# Zugriff auf S5 mit libnodave und ISO over TCP



## Thorsten Schier (12 April 2011)

Hi @ all,

wir verwenden seit einiger Zeit Libnodave für den Zugriff auf S7-Steuerungen.

Nun möchten wir auch auf S5-Steuerungen zugreifen. Unser Kunde für den wir das im Moment konkret entwickeln wollen, setzt die S5 945 ein. Die Kommunikation läuft über eine Ethernet-Karte von Vipa (SSN BG89D) mit dem CP 143.

In diesem Zusammenhang habe ich die Frage, ob die Kommunikation mit einer S5 mit Libnodave nur über AS511 oder auch über ISO over TCP möglich ist, oder ob man dafür eine kommerzielle Komponente wie ACCON-AGLink einsetzen muß.

### AUFGABEN
A – Welche Steuerung setzt der Kunde laut dem Forenbeitrag zum S5-Zugriff mit libnodave ein?
B – Führe den Forenbeitrag zum S5-Zugriff mit libnodave im selben Ton weiter.

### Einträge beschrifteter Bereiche
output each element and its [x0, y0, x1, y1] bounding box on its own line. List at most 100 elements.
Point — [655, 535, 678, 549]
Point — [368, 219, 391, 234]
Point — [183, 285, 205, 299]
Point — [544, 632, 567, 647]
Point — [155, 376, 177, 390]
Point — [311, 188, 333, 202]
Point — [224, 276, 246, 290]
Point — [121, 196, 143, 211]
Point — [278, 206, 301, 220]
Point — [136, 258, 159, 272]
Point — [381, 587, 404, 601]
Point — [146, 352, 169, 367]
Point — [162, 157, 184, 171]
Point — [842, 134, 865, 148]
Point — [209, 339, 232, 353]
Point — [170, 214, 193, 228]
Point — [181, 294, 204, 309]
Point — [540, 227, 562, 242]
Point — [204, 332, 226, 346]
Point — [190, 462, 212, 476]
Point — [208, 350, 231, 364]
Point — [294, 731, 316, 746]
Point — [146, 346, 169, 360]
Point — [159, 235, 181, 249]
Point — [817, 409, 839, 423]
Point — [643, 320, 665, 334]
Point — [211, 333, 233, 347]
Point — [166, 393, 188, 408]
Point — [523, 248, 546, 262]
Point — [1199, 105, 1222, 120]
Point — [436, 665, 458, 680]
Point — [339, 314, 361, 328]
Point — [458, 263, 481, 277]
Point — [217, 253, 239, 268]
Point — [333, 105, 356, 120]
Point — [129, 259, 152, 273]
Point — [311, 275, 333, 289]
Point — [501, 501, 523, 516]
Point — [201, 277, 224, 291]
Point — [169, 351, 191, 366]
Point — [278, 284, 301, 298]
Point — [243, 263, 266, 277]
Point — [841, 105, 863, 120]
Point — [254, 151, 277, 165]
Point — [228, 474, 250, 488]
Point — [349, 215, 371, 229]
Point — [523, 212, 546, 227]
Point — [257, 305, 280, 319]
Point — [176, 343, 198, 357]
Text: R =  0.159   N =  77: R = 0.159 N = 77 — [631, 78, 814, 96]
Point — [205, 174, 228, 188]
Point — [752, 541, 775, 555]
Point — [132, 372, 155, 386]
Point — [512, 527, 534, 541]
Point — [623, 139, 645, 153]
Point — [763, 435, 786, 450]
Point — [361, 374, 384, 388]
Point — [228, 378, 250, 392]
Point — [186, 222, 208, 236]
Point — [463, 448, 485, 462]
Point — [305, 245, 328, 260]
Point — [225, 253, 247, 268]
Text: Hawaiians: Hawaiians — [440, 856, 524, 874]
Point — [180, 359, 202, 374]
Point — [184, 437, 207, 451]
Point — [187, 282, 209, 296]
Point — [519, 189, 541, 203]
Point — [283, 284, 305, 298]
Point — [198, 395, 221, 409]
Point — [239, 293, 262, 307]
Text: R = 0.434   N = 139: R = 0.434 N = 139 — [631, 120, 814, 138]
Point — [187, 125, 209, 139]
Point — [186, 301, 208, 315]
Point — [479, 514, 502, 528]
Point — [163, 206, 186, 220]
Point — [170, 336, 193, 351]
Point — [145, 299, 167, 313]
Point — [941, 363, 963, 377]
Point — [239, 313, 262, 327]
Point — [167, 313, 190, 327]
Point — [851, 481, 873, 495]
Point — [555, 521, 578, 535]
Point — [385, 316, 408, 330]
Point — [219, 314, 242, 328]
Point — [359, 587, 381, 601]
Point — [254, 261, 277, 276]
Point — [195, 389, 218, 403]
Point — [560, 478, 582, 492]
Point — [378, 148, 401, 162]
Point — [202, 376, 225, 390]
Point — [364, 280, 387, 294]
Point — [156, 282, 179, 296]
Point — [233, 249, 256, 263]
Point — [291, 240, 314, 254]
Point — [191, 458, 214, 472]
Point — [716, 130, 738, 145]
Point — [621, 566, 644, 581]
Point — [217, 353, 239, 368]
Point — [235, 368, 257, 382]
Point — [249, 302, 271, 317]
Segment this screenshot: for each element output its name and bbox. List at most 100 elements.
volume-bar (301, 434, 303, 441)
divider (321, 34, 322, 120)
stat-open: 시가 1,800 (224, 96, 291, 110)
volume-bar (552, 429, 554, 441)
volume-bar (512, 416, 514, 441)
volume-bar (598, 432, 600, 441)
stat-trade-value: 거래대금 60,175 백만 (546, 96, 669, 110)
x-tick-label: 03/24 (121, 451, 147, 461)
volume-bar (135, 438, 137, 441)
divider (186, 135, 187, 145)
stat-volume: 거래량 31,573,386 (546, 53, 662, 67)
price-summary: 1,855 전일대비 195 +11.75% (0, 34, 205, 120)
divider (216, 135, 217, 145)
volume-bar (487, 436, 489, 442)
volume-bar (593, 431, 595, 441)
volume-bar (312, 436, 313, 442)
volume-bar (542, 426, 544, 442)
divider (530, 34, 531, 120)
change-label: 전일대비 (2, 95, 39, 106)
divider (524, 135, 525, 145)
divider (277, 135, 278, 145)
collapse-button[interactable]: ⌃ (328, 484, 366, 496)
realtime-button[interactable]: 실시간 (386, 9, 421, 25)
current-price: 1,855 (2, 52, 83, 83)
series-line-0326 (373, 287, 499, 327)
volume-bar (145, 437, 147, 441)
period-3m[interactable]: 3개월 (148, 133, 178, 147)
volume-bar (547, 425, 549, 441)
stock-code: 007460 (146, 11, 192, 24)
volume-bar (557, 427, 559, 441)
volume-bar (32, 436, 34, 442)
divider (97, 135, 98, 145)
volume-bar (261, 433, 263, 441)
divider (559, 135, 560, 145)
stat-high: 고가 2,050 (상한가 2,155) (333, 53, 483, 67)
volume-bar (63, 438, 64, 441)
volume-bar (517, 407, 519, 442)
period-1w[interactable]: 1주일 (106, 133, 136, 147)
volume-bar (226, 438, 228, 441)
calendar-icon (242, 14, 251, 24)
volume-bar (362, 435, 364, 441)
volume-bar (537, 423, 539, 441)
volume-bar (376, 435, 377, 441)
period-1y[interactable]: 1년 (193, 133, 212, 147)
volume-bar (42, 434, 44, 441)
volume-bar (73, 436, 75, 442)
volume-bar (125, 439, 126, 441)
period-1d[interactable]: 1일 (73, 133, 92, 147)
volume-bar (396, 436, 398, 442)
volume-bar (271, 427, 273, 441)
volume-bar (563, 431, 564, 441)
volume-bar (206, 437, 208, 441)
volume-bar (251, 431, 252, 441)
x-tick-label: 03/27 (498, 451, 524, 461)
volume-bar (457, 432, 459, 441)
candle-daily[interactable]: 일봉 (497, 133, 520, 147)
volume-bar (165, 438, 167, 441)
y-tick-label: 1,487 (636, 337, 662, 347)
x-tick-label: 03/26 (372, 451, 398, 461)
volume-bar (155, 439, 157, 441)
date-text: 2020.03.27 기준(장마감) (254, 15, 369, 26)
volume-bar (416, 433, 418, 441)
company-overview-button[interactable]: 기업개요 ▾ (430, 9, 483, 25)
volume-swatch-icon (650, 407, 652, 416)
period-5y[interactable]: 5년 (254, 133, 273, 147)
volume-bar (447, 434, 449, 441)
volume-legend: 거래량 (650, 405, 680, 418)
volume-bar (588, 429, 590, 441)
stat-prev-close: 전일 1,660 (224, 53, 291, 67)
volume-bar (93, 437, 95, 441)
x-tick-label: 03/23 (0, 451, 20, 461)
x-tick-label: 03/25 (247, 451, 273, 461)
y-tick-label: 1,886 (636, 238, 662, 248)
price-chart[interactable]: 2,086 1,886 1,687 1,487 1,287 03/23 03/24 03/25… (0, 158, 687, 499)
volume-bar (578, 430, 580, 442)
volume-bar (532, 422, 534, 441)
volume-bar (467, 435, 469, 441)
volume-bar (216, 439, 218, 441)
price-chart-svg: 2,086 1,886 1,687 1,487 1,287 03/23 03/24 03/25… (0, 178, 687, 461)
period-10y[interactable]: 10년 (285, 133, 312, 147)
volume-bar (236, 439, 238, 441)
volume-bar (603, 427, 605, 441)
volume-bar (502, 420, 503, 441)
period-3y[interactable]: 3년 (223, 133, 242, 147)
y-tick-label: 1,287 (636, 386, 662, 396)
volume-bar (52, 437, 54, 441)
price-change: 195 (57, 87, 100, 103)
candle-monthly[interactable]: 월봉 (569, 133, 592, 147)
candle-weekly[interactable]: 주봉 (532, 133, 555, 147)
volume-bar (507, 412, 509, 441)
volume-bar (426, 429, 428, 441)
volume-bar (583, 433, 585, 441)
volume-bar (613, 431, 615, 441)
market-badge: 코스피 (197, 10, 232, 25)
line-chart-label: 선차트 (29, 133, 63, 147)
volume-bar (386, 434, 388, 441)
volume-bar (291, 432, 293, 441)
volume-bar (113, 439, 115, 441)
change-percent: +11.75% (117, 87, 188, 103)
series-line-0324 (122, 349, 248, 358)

### ANTWORTEN
A – Die S5 945.

B –
Im Libnodave-Quellcode scheinen die S5-Funktionen wie daveReadS5Bytes ja nur im Zusammenhang mit dem AS511-Protokoll aufzutauchen. Aber möglichweise kann man ja die S7-Funktionen verwenden, wenn man eine S5 über einen CP 1413 oder einen Vipa CP143 anspricht? Normalerweise würde ich das einfach mal selbst ausprobieren, aber unsere S5 ist im Moment noch nicht einsatzfähig und daher wollte ich mal kurz nachfragen, ob jemand das schon mal probiert hat, damit wir uns rechtzeitig nach einer Alternative umsehen können, falls das mit Libnodave sowieso nicht geht. In der Suche habe ich zu dem Thema nichts gefunden.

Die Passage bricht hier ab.